Do this: Output the material below in full, exactly as it is.

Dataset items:
● ● ● ● ●

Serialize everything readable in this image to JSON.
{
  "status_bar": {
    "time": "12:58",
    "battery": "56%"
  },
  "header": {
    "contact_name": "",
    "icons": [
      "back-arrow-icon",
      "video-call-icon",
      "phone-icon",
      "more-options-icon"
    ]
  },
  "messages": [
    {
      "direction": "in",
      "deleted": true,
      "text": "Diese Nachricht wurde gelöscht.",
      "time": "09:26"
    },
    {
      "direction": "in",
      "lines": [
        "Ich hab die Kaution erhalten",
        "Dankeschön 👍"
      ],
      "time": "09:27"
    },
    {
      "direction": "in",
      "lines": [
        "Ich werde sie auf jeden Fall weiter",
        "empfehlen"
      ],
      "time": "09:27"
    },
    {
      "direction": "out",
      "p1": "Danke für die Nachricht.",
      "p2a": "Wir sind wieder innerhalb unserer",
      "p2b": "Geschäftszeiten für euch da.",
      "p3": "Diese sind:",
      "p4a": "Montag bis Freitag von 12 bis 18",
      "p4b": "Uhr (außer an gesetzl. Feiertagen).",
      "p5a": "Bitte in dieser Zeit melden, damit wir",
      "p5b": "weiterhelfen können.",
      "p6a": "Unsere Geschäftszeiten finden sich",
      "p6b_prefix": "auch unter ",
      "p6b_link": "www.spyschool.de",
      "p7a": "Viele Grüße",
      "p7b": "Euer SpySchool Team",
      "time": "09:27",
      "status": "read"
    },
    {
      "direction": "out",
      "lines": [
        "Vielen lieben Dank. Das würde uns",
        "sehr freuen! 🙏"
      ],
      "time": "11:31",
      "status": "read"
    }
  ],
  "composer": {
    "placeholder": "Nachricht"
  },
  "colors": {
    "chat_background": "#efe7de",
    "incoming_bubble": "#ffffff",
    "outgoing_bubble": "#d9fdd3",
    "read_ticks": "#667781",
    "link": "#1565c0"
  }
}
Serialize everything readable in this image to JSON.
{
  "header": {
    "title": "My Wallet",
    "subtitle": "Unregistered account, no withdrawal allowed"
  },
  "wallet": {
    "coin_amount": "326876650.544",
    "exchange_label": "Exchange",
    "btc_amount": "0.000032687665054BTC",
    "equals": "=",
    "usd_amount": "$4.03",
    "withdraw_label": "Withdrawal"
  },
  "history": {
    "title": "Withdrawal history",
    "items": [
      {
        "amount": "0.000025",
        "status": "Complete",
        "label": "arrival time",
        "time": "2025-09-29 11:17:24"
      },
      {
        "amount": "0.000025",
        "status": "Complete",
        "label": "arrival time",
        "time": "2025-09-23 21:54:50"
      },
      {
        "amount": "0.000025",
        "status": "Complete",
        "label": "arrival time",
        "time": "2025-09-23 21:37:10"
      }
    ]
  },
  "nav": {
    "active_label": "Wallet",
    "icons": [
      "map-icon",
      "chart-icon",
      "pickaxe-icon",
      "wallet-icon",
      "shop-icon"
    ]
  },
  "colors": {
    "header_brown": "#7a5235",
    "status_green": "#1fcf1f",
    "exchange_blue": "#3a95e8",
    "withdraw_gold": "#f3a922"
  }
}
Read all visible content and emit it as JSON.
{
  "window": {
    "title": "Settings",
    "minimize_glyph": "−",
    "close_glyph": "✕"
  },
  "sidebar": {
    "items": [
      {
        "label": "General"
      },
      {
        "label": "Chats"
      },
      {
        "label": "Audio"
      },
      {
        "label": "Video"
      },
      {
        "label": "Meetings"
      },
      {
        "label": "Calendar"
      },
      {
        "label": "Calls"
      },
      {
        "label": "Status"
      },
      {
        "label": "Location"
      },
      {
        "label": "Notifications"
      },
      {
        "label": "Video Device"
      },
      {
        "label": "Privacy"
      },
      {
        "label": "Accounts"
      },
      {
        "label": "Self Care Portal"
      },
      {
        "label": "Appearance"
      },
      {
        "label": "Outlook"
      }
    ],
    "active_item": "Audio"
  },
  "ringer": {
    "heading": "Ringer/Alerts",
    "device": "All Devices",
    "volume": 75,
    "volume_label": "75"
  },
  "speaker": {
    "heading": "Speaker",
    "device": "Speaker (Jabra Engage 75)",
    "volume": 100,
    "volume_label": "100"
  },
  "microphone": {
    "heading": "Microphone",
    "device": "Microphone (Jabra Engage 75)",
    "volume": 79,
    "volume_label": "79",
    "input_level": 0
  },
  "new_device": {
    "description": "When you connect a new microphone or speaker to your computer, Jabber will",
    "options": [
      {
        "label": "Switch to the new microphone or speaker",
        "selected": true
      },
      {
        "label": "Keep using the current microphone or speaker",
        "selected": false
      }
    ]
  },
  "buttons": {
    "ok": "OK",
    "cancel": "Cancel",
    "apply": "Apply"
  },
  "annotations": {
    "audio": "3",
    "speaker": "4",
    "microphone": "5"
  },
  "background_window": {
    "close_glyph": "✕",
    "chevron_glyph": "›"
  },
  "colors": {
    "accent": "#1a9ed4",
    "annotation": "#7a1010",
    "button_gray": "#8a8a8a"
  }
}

● ● ● ● ●

The answer:
Serialize everything readable in this image to JSON.
{
  "status_bar": {
    "time": "12:58",
    "battery": "56%"
  },
  "header": {
    "contact_name": "",
    "icons": [
      "back-arrow-icon",
      "video-call-icon",
      "phone-icon",
      "more-options-icon"
    ]
  },
  "messages": [
    {
      "direction": "in",
      "deleted": true,
      "text": "Diese Nachricht wurde gelöscht.",
      "time": "09:26"
    },
    {
      "direction": "in",
      "lines": [
        "Ich hab die Kaution erhalten",
        "Dankeschön 👍"
      ],
      "time": "09:27"
    },
    {
      "direction": "in",
      "lines": [
        "Ich werde sie auf jeden Fall weiter",
        "empfehlen"
      ],
      "time": "09:27"
    },
    {
      "direction": "out",
      "p1": "Danke für die Nachricht.",
      "p2a": "Wir sind wieder innerhalb unserer",
      "p2b": "Geschäftszeiten für euch da.",
      "p3": "Diese sind:",
      "p4a": "Montag bis Freitag von 12 bis 18",
      "p4b": "Uhr (außer an gesetzl. Feiertagen).",
      "p5a": "Bitte in dieser Zeit melden, damit wir",
      "p5b": "weiterhelfen können.",
      "p6a": "Unsere Geschäftszeiten finden sich",
      "p6b_prefix": "auch unter ",
      "p6b_link": "www.spyschool.de",
      "p7a": "Viele Grüße",
      "p7b": "Euer SpySchool Team",
      "time": "09:27",
      "status": "read"
    },
    {
      "direction": "out",
      "lines": [
        "Vielen lieben Dank. Das würde uns",
        "sehr freuen! 🙏"
      ],
      "time": "11:31",
      "status": "read"
    }
  ],
  "composer": {
    "placeholder": "Nachricht"
  },
  "colors": {
    "chat_background": "#efe7de",
    "incoming_bubble": "#ffffff",
    "outgoing_bubble": "#d9fdd3",
    "read_ticks": "#667781",
    "link": "#1565c0"
  }
}
Serialize everything readable in this image to JSON.
{
  "header": {
    "title": "My Wallet",
    "subtitle": "Unregistered account, no withdrawal allowed"
  },
  "wallet": {
    "coin_amount": "326876650.544",
    "exchange_label": "Exchange",
    "btc_amount": "0.000032687665054BTC",
    "equals": "=",
    "usd_amount": "$4.03",
    "withdraw_label": "Withdrawal"
  },
  "history": {
    "title": "Withdrawal history",
    "items": [
      {
        "amount": "0.000025",
        "status": "Complete",
        "label": "arrival time",
        "time": "2025-09-29 11:17:24"
      },
      {
        "amount": "0.000025",
        "status": "Complete",
        "label": "arrival time",
        "time": "2025-09-23 21:54:50"
      },
      {
        "amount": "0.000025",
        "status": "Complete",
        "label": "arrival time",
        "time": "2025-09-23 21:37:10"
      }
    ]
  },
  "nav": {
    "active_label": "Wallet",
    "icons": [
      "map-icon",
      "chart-icon",
      "pickaxe-icon",
      "wallet-icon",
      "shop-icon"
    ]
  },
  "colors": {
    "header_brown": "#7a5235",
    "status_green": "#1fcf1f",
    "exchange_blue": "#3a95e8",
    "withdraw_gold": "#f3a922"
  }
}
Read all visible content and emit it as JSON.
{
  "window": {
    "title": "Settings",
    "minimize_glyph": "−",
    "close_glyph": "✕"
  },
  "sidebar": {
    "items": [
      {
        "label": "General"
      },
      {
        "label": "Chats"
      },
      {
        "label": "Audio"
      },
      {
        "label": "Video"
      },
      {
        "label": "Meetings"
      },
      {
        "label": "Calendar"
      },
      {
        "label": "Calls"
      },
      {
        "label": "Status"
      },
      {
        "label": "Location"
      },
      {
        "label": "Notifications"
      },
      {
        "label": "Video Device"
      },
      {
        "label": "Privacy"
      },
      {
        "label": "Accounts"
      },
      {
        "label": "Self Care Portal"
      },
      {
        "label": "Appearance"
      },
      {
        "label": "Outlook"
      }
    ],
    "active_item": "Audio"
  },
  "ringer": {
    "heading": "Ringer/Alerts",
    "device": "All Devices",
    "volume": 75,
    "volume_label": "75"
  },
  "speaker": {
    "heading": "Speaker",
    "device": "Speaker (Jabra Engage 75)",
    "volume": 100,
    "volume_label": "100"
  },
  "microphone": {
    "heading": "Microphone",
    "device": "Microphone (Jabra Engage 75)",
    "volume": 79,
    "volume_label": "79",
    "input_level": 0
  },
  "new_device": {
    "description": "When you connect a new microphone or speaker to your computer, Jabber will",
    "options": [
      {
        "label": "Switch to the new microphone or speaker",
        "selected": true
      },
      {
        "label": "Keep using the current microphone or speaker",
        "selected": false
      }
    ]
  },
  "buttons": {
    "ok": "OK",
    "cancel": "Cancel",
    "apply": "Apply"
  },
  "annotations": {
    "audio": "3",
    "speaker": "4",
    "microphone": "5"
  },
  "background_window": {
    "close_glyph": "✕",
    "chevron_glyph": "›"
  },
  "colors": {
    "accent": "#1a9ed4",
    "annotation": "#7a1010",
    "button_gray": "#8a8a8a"
  }
}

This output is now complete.